- _RECORDS FOR THIS EXERCISE_:
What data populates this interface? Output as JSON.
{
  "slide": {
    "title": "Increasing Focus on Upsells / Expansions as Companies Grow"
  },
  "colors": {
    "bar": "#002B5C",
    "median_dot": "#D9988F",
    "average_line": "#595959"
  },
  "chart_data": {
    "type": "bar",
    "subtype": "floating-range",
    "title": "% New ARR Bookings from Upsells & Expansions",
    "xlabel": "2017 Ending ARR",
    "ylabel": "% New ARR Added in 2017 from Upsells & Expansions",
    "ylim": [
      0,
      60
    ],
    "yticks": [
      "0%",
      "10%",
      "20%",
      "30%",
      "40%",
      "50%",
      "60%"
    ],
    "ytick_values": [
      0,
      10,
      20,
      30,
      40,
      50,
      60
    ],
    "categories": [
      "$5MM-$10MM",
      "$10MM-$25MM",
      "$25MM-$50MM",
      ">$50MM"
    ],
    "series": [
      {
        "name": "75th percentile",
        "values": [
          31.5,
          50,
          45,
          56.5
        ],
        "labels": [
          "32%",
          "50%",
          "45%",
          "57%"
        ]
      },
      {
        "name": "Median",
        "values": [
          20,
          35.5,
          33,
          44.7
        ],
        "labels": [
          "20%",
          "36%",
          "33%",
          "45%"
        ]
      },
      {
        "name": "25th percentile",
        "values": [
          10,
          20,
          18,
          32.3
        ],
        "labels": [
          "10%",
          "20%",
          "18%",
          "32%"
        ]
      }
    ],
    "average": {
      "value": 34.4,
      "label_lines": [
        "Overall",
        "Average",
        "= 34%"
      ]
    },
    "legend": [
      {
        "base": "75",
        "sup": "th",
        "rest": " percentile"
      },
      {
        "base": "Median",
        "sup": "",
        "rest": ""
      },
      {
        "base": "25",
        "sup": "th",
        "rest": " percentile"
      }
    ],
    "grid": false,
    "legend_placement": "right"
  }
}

- _TASK GOAL_:
Copy down the material exactly as written.

- _TASK RESULT_:
What data populates this interface? Output as JSON.
{
  "slide": {
    "title": "Increasing Focus on Upsells / Expansions as Companies Grow"
  },
  "colors": {
    "bar": "#002B5C",
    "median_dot": "#D9988F",
    "average_line": "#595959"
  },
  "chart_data": {
    "type": "bar",
    "subtype": "floating-range",
    "title": "% New ARR Bookings from Upsells & Expansions",
    "xlabel": "2017 Ending ARR",
    "ylabel": "% New ARR Added in 2017 from Upsells & Expansions",
    "ylim": [
      0,
      60
    ],
    "yticks": [
      "0%",
      "10%",
      "20%",
      "30%",
      "40%",
      "50%",
      "60%"
    ],
    "ytick_values": [
      0,
      10,
      20,
      30,
      40,
      50,
      60
    ],
    "categories": [
      "$5MM-$10MM",
      "$10MM-$25MM",
      "$25MM-$50MM",
      ">$50MM"
    ],
    "series": [
      {
        "name": "75th percentile",
        "values": [
          31.5,
          50,
          45,
          56.5
        ],
        "labels": [
          "32%",
          "50%",
          "45%",
          "57%"
        ]
      },
      {
        "name": "Median",
        "values": [
          20,
          35.5,
          33,
          44.7
        ],
        "labels": [
          "20%",
          "36%",
          "33%",
          "45%"
        ]
      },
      {
        "name": "25th percentile",
        "values": [
          10,
          20,
          18,
          32.3
        ],
        "labels": [
          "10%",
          "20%",
          "18%",
          "32%"
        ]
      }
    ],
    "average": {
      "value": 34.4,
      "label_lines": [
        "Overall",
        "Average",
        "= 34%"
      ]
    },
    "legend": [
      {
        "base": "75",
        "sup": "th",
        "rest": " percentile"
      },
      {
        "base": "Median",
        "sup": "",
        "rest": ""
      },
      {
        "base": "25",
        "sup": "th",
        "rest": " percentile"
      }
    ],
    "grid": false,
    "legend_placement": "right"
  }
}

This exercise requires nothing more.